## [What to work on]
Give every line back verbatim, dropping all images.

(Stored data entries)

/---

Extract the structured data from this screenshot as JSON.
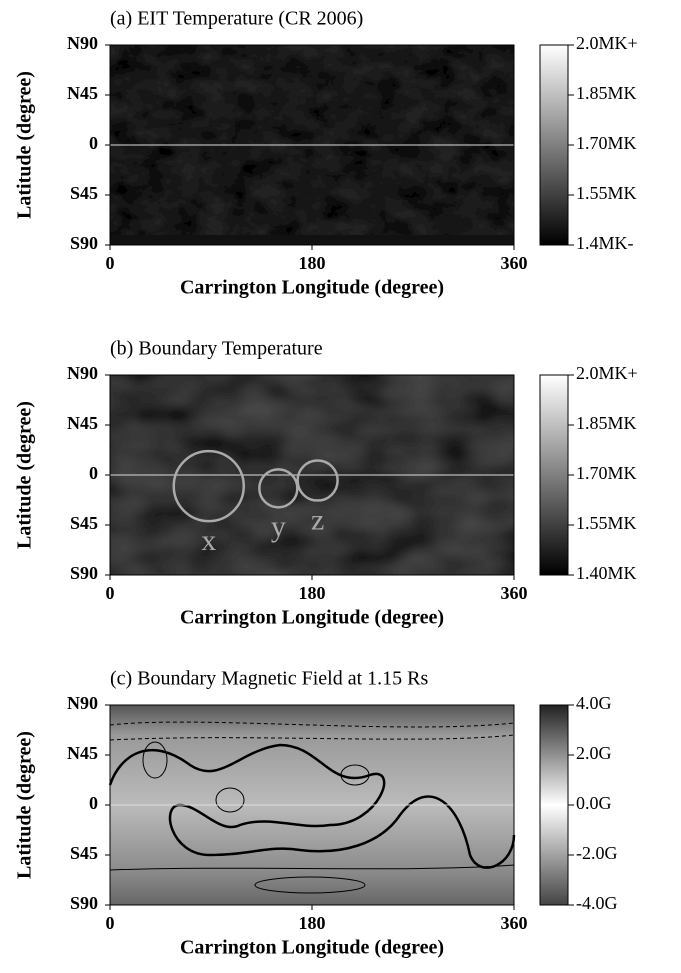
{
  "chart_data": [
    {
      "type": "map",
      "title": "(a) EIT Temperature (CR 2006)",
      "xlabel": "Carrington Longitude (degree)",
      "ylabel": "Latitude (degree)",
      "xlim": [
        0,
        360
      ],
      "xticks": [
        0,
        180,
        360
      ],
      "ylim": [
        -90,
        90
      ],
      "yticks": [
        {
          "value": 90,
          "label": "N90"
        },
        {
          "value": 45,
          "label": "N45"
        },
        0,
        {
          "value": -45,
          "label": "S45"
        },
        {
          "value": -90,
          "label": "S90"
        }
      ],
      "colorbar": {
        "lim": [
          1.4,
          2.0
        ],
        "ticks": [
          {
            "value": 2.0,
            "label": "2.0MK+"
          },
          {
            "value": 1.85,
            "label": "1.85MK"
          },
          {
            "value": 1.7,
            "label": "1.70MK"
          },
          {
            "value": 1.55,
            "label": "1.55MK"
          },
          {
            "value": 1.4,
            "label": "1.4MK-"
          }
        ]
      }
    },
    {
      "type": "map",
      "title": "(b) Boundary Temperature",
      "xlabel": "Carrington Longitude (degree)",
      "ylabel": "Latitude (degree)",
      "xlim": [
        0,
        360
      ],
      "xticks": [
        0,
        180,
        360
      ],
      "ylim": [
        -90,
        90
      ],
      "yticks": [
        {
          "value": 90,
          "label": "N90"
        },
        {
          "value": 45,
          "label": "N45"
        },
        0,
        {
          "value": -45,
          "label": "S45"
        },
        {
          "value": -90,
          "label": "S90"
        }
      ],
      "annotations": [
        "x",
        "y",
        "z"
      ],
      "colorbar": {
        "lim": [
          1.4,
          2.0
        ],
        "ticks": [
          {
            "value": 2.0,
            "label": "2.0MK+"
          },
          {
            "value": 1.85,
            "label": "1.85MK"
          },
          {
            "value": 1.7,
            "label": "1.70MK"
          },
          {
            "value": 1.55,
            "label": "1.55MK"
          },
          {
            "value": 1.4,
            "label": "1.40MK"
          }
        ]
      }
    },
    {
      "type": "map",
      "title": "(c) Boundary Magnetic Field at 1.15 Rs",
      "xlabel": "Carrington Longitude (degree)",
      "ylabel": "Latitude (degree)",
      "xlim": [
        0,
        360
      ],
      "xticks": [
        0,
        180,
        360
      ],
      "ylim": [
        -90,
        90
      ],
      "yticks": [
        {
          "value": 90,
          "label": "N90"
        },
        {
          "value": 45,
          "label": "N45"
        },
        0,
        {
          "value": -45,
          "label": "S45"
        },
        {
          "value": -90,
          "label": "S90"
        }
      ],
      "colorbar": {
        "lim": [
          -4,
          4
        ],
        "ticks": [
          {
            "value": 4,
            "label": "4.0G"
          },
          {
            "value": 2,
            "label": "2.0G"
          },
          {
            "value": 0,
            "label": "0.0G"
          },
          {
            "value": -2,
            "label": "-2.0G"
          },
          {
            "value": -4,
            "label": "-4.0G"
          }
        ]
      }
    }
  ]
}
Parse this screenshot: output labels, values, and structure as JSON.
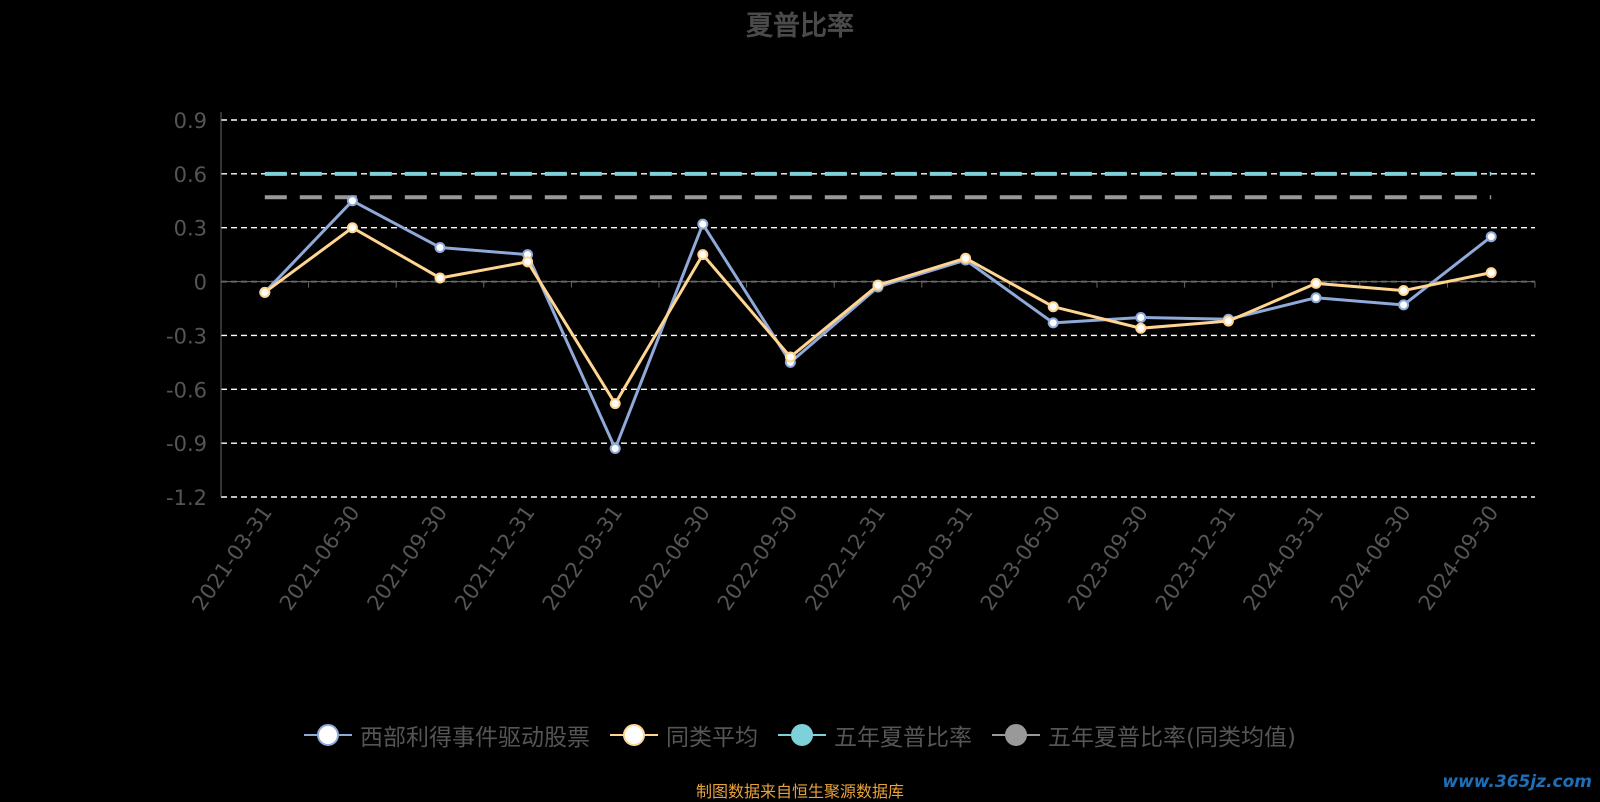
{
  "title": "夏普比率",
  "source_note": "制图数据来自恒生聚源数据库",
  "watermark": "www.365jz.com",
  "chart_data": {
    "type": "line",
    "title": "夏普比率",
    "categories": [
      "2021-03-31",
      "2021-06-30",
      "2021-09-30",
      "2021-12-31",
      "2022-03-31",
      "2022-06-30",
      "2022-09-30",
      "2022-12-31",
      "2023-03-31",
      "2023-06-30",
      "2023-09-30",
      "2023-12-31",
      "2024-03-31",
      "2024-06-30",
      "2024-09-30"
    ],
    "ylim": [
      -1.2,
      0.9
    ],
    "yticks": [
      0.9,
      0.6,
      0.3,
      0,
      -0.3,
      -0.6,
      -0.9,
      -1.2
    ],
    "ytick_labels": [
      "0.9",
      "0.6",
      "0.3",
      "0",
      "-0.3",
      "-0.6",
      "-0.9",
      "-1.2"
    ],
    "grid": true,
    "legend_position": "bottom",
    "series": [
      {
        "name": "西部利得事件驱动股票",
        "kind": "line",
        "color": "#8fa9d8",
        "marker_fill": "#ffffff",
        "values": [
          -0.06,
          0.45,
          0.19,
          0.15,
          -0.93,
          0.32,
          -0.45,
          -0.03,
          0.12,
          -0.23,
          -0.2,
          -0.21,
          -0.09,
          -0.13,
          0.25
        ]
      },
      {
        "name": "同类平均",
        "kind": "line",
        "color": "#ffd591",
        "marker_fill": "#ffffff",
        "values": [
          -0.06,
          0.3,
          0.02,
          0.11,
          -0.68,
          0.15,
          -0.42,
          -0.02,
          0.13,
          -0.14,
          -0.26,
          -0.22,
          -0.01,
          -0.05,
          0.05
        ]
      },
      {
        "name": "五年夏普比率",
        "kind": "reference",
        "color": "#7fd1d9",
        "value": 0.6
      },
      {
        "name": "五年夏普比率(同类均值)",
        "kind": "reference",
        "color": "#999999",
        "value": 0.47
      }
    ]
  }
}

\---

## [Written solution]
Extract the structured data from this screenshot as JSON.
{
  "chart_data": [
    {
      "type": "map",
      "title": "(a) EIT Temperature (CR 2006)",
      "xlabel": "Carrington Longitude (degree)",
      "ylabel": "Latitude (degree)",
      "xlim": [
        0,
        360
      ],
      "xticks": [
        0,
        180,
        360
      ],
      "ylim": [
        -90,
        90
      ],
      "yticks": [
        {
          "value": 90,
          "label": "N90"
        },
        {
          "value": 45,
          "label": "N45"
        },
        0,
        {
          "value": -45,
          "label": "S45"
        },
        {
          "value": -90,
          "label": "S90"
        }
      ],
      "colorbar": {
        "lim": [
          1.4,
          2.0
        ],
        "ticks": [
          {
            "value": 2.0,
            "label": "2.0MK+"
          },
          {
            "value": 1.85,
            "label": "1.85MK"
          },
          {
            "value": 1.7,
            "label": "1.70MK"
          },
          {
            "value": 1.55,
            "label": "1.55MK"
          },
          {
            "value": 1.4,
            "label": "1.4MK-"
          }
        ]
      }
    },
    {
      "type": "map",
      "title": "(b) Boundary Temperature",
      "xlabel": "Carrington Longitude (degree)",
      "ylabel": "Latitude (degree)",
      "xlim": [
        0,
        360
      ],
      "xticks": [
        0,
        180,
        360
      ],
      "ylim": [
        -90,
        90
      ],
      "yticks": [
        {
          "value": 90,
          "label": "N90"
        },
        {
          "value": 45,
          "label": "N45"
        },
        0,
        {
          "value": -45,
          "label": "S45"
        },
        {
          "value": -90,
          "label": "S90"
        }
      ],
      "annotations": [
        "x",
        "y",
        "z"
      ],
      "colorbar": {
        "lim": [
          1.4,
          2.0
        ],
        "ticks": [
          {
            "value": 2.0,
            "label": "2.0MK+"
          },
          {
            "value": 1.85,
            "label": "1.85MK"
          },
          {
            "value": 1.7,
            "label": "1.70MK"
          },
          {
            "value": 1.55,
            "label": "1.55MK"
          },
          {
            "value": 1.4,
            "label": "1.40MK"
          }
        ]
      }
    },
    {
      "type": "map",
      "title": "(c) Boundary Magnetic Field at 1.15 Rs",
      "xlabel": "Carrington Longitude (degree)",
      "ylabel": "Latitude (degree)",
      "xlim": [
        0,
        360
      ],
      "xticks": [
        0,
        180,
        360
      ],
      "ylim": [
        -90,
        90
      ],
      "yticks": [
        {
          "value": 90,
          "label": "N90"
        },
        {
          "value": 45,
          "label": "N45"
        },
        0,
        {
          "value": -45,
          "label": "S45"
        },
        {
          "value": -90,
          "label": "S90"
        }
      ],
      "colorbar": {
        "lim": [
          -4,
          4
        ],
        "ticks": [
          {
            "value": 4,
            "label": "4.0G"
          },
          {
            "value": 2,
            "label": "2.0G"
          },
          {
            "value": 0,
            "label": "0.0G"
          },
          {
            "value": -2,
            "label": "-2.0G"
          },
          {
            "value": -4,
            "label": "-4.0G"
          }
        ]
      }
    }
  ]
}
Parse this screenshot: output labels, values, and structure as JSON.
{
  "title": "夏普比率",
  "source_note": "制图数据来自恒生聚源数据库",
  "watermark": "www.365jz.com",
  "chart_data": {
    "type": "line",
    "title": "夏普比率",
    "categories": [
      "2021-03-31",
      "2021-06-30",
      "2021-09-30",
      "2021-12-31",
      "2022-03-31",
      "2022-06-30",
      "2022-09-30",
      "2022-12-31",
      "2023-03-31",
      "2023-06-30",
      "2023-09-30",
      "2023-12-31",
      "2024-03-31",
      "2024-06-30",
      "2024-09-30"
    ],
    "ylim": [
      -1.2,
      0.9
    ],
    "yticks": [
      0.9,
      0.6,
      0.3,
      0,
      -0.3,
      -0.6,
      -0.9,
      -1.2
    ],
    "ytick_labels": [
      "0.9",
      "0.6",
      "0.3",
      "0",
      "-0.3",
      "-0.6",
      "-0.9",
      "-1.2"
    ],
    "grid": true,
    "legend_position": "bottom",
    "series": [
      {
        "name": "西部利得事件驱动股票",
        "kind": "line",
        "color": "#8fa9d8",
        "marker_fill": "#ffffff",
        "values": [
          -0.06,
          0.45,
          0.19,
          0.15,
          -0.93,
          0.32,
          -0.45,
          -0.03,
          0.12,
          -0.23,
          -0.2,
          -0.21,
          -0.09,
          -0.13,
          0.25
        ]
      },
      {
        "name": "同类平均",
        "kind": "line",
        "color": "#ffd591",
        "marker_fill": "#ffffff",
        "values": [
          -0.06,
          0.3,
          0.02,
          0.11,
          -0.68,
          0.15,
          -0.42,
          -0.02,
          0.13,
          -0.14,
          -0.26,
          -0.22,
          -0.01,
          -0.05,
          0.05
        ]
      },
      {
        "name": "五年夏普比率",
        "kind": "reference",
        "color": "#7fd1d9",
        "value": 0.6
      },
      {
        "name": "五年夏普比率(同类均值)",
        "kind": "reference",
        "color": "#999999",
        "value": 0.47
      }
    ]
  }
}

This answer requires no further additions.